Dataset entries
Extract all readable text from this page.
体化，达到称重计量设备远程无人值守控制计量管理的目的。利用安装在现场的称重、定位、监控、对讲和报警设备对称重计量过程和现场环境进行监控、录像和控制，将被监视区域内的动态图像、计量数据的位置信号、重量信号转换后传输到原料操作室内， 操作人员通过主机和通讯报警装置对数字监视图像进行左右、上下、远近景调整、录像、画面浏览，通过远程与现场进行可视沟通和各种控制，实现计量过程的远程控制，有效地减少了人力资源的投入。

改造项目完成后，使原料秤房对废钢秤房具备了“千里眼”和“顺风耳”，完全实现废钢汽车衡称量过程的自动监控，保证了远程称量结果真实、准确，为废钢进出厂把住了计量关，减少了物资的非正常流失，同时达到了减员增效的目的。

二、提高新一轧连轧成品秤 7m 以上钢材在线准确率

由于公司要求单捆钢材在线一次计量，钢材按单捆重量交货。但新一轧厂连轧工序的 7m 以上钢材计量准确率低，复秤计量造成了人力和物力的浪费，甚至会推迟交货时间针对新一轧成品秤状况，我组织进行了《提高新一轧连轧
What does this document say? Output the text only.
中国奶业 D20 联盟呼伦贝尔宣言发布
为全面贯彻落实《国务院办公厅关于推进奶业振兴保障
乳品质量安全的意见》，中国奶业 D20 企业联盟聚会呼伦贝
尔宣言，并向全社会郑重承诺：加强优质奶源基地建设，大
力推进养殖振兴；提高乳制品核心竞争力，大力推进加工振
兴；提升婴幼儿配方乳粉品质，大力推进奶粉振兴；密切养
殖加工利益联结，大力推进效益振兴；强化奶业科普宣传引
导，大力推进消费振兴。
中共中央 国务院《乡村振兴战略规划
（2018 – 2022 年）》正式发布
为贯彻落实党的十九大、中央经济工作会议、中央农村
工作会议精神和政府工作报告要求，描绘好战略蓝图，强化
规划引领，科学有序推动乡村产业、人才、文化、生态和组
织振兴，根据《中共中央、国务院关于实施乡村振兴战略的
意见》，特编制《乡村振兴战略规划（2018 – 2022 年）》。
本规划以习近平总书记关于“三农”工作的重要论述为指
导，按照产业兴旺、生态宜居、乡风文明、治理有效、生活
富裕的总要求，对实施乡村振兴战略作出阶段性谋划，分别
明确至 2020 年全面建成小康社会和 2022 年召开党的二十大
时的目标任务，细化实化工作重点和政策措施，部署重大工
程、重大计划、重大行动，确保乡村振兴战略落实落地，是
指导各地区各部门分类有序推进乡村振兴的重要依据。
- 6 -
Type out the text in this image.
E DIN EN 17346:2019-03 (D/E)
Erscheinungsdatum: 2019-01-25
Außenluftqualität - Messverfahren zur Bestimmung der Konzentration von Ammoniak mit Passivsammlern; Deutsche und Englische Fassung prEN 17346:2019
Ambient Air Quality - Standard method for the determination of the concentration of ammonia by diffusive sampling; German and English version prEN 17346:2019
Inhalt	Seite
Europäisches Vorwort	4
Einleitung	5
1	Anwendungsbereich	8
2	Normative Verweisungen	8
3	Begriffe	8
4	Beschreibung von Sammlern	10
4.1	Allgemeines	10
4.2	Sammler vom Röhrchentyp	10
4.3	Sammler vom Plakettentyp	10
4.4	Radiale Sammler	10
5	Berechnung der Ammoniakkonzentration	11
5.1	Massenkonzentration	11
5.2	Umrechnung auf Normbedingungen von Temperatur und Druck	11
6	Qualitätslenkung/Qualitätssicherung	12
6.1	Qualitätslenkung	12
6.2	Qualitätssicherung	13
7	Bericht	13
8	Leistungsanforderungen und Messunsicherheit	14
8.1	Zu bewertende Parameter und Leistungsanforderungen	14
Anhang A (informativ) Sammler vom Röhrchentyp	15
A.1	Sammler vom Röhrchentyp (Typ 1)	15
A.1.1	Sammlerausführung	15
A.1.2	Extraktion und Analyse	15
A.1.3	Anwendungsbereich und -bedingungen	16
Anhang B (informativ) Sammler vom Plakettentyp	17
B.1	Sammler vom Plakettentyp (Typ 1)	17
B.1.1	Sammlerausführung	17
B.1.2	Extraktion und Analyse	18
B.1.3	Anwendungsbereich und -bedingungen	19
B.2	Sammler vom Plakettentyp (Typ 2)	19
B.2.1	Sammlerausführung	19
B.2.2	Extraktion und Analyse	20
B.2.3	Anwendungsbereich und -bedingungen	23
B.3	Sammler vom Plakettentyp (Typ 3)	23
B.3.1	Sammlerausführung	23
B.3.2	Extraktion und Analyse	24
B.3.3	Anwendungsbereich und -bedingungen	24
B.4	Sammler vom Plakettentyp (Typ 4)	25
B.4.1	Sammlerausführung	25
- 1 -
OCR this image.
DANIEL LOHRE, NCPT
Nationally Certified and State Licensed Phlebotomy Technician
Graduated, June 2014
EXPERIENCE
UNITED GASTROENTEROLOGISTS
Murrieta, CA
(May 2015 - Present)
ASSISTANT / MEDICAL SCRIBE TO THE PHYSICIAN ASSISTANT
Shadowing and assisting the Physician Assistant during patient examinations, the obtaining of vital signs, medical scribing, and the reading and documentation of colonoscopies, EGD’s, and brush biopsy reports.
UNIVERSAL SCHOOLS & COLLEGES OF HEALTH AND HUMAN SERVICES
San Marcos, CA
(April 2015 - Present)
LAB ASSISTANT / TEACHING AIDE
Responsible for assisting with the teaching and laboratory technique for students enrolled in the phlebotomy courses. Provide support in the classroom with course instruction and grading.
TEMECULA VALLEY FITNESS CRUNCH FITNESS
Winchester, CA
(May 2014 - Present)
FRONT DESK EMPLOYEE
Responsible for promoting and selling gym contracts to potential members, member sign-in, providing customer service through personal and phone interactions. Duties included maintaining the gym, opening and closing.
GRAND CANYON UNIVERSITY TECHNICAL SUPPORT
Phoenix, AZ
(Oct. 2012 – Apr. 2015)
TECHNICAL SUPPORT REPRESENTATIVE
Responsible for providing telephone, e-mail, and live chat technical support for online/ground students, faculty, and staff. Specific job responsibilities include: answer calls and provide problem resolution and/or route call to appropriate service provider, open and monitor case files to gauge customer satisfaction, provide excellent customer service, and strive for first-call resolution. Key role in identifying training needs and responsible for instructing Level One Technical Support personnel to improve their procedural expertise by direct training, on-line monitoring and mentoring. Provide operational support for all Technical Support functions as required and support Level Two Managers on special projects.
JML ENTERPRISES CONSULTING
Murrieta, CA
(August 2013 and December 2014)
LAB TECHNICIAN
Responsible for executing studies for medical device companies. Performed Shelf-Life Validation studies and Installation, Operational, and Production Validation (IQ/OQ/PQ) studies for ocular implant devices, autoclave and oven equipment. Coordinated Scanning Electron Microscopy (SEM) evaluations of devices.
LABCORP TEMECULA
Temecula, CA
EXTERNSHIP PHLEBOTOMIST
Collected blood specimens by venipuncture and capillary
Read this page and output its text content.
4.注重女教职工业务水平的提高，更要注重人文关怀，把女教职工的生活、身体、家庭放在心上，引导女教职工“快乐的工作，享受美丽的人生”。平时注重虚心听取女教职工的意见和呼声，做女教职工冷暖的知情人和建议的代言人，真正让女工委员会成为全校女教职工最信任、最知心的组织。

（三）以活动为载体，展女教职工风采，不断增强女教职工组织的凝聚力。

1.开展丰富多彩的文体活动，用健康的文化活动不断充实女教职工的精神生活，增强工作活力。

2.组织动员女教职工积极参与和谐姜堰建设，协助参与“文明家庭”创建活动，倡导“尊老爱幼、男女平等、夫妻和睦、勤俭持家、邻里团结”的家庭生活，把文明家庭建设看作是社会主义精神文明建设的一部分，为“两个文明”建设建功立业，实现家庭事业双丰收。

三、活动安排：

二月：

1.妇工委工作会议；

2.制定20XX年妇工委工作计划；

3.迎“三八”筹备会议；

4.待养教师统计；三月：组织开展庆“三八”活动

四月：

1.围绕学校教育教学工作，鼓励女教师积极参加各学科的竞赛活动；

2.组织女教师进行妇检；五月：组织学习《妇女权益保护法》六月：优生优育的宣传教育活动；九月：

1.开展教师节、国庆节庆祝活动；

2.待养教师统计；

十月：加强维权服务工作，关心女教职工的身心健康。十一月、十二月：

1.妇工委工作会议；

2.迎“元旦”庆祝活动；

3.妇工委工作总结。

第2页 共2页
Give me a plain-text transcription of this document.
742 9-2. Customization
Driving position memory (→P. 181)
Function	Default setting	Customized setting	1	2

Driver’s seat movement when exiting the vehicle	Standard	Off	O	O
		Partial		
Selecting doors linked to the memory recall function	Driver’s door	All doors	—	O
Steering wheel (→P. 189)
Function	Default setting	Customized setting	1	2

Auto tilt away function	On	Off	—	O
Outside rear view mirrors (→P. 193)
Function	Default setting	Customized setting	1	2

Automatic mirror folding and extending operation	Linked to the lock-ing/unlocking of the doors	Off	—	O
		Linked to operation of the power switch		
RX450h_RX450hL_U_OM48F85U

# [Task statement]
Select every line above that contains the word "Plakettentyp", and copy it.

# [Result below]
4.3	Sammler vom Plakettentyp	10
Anhang B (informativ) Sammler vom Plakettentyp	17
B.1	Sammler vom Plakettentyp (Typ 1)	17
B.2	Sammler vom Plakettentyp (Typ 2)	19
B.3	Sammler vom Plakettentyp (Typ 3)	23
B.4	Sammler vom Plakettentyp (Typ 4)	25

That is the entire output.